• _The input_
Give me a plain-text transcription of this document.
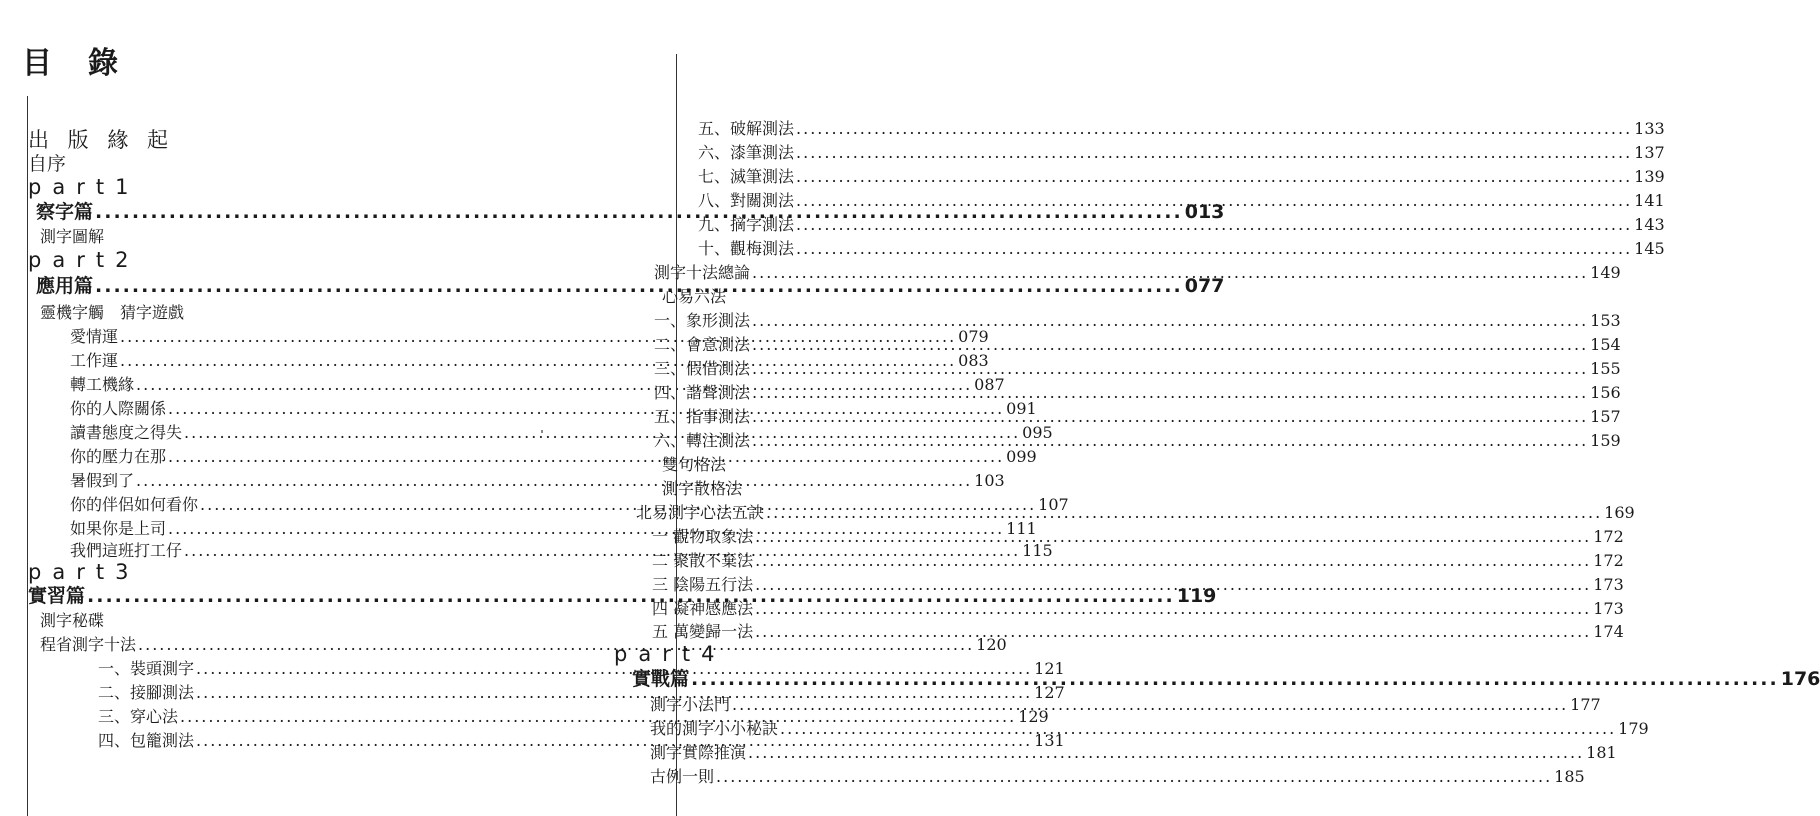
目錄
出 版 緣 起
自序
part1
察字篇 .....	013
測字圖解
part2
應用篇 .....	077
靈機字觸　猜字遊戲
愛情運 .....	079
工作運 .....	083
轉工機緣 .....	087
你的人際關係 .....	091
讀書態度之得失 .....	095
你的壓力在那 .....	099
暑假到了 .....	103
你的伴侶如何看你 .....	107
如果你是上司 .....	111
我們這班打工仔 .....	115
part3
實習篇 .....	119
測字秘碟
程省測字十法 .....	120
一、裝頭測字 .....	121
二、接腳測法 .....	127
三、穿心法 .....	129
四、包籠測法 .....	131
五、破解測法 .....	133
六、漆筆測法 .....	137
七、滅筆測法 .....	139
八、對關測法 .....	141
九、摘字測法 .....	143
十、觀梅測法 .....	145
測字十法總論 .....	149
心易六法
一、象形測法 .....	153
二、會意測法 .....	154
三、假借測法 .....	155
四、諧聲測法 .....	156
五、指事測法 .....	157
六、轉注測法 .....	159
雙句格法
測字散格法
北易測字心法五訣 .....	169
一 觀物取象法 .....	172
二 聚散不棄法 .....	172
三 陰陽五行法 .....	173
四 凝神感應法 .....	173
五 萬變歸一法 .....	174
part4
實戰篇 .....	176
測字小法門 .....	177
我的測字小小秘訣 .....	179
測字實際推演 .....	181
古例一則 .....	185
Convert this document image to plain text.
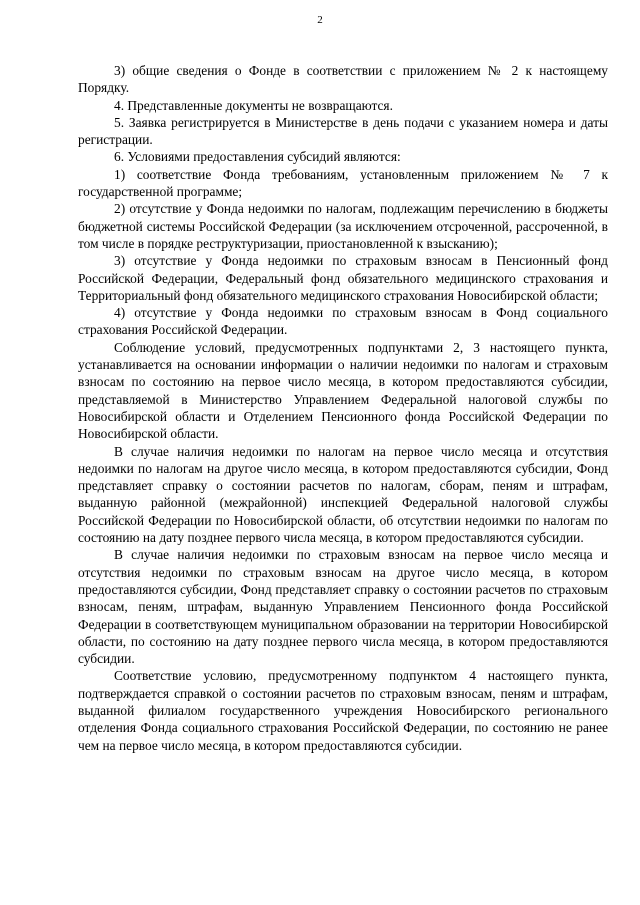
2

3) общие сведения о Фонде в соответствии с приложением № 2 к настоящему Порядку.

4. Представленные документы не возвращаются.

5. Заявка регистрируется в Министерстве в день подачи с указанием номера и даты регистрации.

6. Условиями предоставления субсидий являются:

1) соответствие Фонда требованиям, установленным приложением № 7 к государственной программе;

2) отсутствие у Фонда недоимки по налогам, подлежащим перечислению в бюджеты бюджетной системы Российской Федерации (за исключением отсроченной, рассроченной, в том числе в порядке реструктуризации, приостановленной к взысканию);

3) отсутствие у Фонда недоимки по страховым взносам в Пенсионный фонд Российской Федерации, Федеральный фонд обязательного медицинского страхования и Территориальный фонд обязательного медицинского страхования Новосибирской области;

4) отсутствие у Фонда недоимки по страховым взносам в Фонд социального страхования Российской Федерации.

Соблюдение условий, предусмотренных подпунктами 2, 3 настоящего пункта, устанавливается на основании информации о наличии недоимки по налогам и страховым взносам по состоянию на первое число месяца, в котором предоставляются субсидии, представляемой в Министерство Управлением Федеральной налоговой службы по Новосибирской области и Отделением Пенсионного фонда Российской Федерации по Новосибирской области.

В случае наличия недоимки по налогам на первое число месяца и отсутствия недоимки по налогам на другое число месяца, в котором предоставляются субсидии, Фонд представляет справку о состоянии расчетов по налогам, сборам, пеням и штрафам, выданную районной (межрайонной) инспекцией Федеральной налоговой службы Российской Федерации по Новосибирской области, об отсутствии недоимки по налогам по состоянию на дату позднее первого числа месяца, в котором предоставляются субсидии.

В случае наличия недоимки по страховым взносам на первое число месяца и отсутствия недоимки по страховым взносам на другое число месяца, в котором предоставляются субсидии, Фонд представляет справку о состоянии расчетов по страховым взносам, пеням, штрафам, выданную Управлением Пенсионного фонда Российской Федерации в соответствующем муниципальном образовании на территории Новосибирской области, по состоянию на дату позднее первого числа месяца, в котором предоставляются субсидии.

Соответствие условию, предусмотренному подпунктом 4 настоящего пункта, подтверждается справкой о состоянии расчетов по страховым взносам, пеням и штрафам, выданной филиалом государственного учреждения Новосибирского регионального отделения Фонда социального страхования Российской Федерации, по состоянию не ранее чем на первое число месяца, в котором предоставляются субсидии.
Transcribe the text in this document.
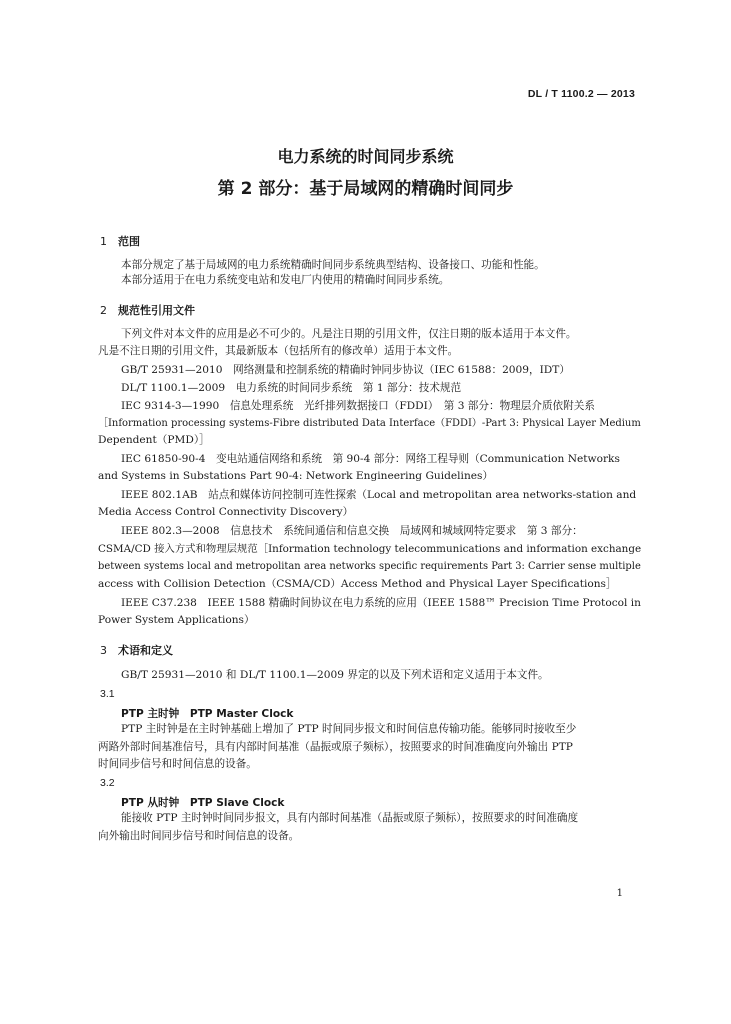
DL / T 1100.2 — 2013
电力系统的时间同步系统
第 2 部分：基于局域网的精确时间同步
1 范围
本部分规定了基于局域网的电力系统精确时间同步系统典型结构、设备接口、功能和性能。
本部分适用于在电力系统变电站和发电厂内使用的精确时间同步系统。
2 规范性引用文件
下列文件对本文件的应用是必不可少的。凡是注日期的引用文件，仅注日期的版本适用于本文件。
凡是不注日期的引用文件，其最新版本（包括所有的修改单）适用于本文件。
GB/T 25931—2010　网络测量和控制系统的精确时钟同步协议（IEC 61588：2009，IDT）
DL/T 1100.1—2009　电力系统的时间同步系统　第 1 部分：技术规范
IEC 9314-3—1990　信息处理系统　光纤排列数据接口（FDDI）　第 3 部分：物理层介质依附关系
［Information processing systems-Fibre distributed Data Interface（FDDI）-Part 3: Physical Layer Medium
Dependent（PMD）］
IEC 61850-90-4　变电站通信网络和系统　第 90-4 部分：网络工程导则（Communication Networks
and Systems in Substations Part 90-4: Network Engineering Guidelines）
IEEE 802.1AB　站点和媒体访问控制可连性探索（Local and metropolitan area networks-station and
Media Access Control Connectivity Discovery）
IEEE 802.3—2008　信息技术　系统间通信和信息交换　局域网和城域网特定要求　第 3 部分：
CSMA/CD 接入方式和物理层规范［Information technology telecommunications and information exchange
between systems local and metropolitan area networks specific requirements Part 3: Carrier sense multiple
access with Collision Detection（CSMA/CD）Access Method and Physical Layer Specifications］
IEEE C37.238　IEEE 1588 精确时间协议在电力系统的应用（IEEE 1588™ Precision Time Protocol in
Power System Applications）
3 术语和定义
GB/T 25931—2010 和 DL/T 1100.1—2009 界定的以及下列术语和定义适用于本文件。
3.1
PTP 主时钟　PTP Master Clock
PTP 主时钟是在主时钟基础上增加了 PTP 时间同步报文和时间信息传输功能。能够同时接收至少
两路外部时间基准信号，具有内部时间基准（晶振或原子频标），按照要求的时间准确度向外输出 PTP
时间同步信号和时间信息的设备。
3.2
PTP 从时钟　PTP Slave Clock
能接收 PTP 主时钟时间同步报文，具有内部时间基准（晶振或原子频标），按照要求的时间准确度
向外输出时间同步信号和时间信息的设备。
1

• _Exercise instructions_
Reply with one number only, the count of lines above that hold the string "Layer".

• _Answer to the problem_
2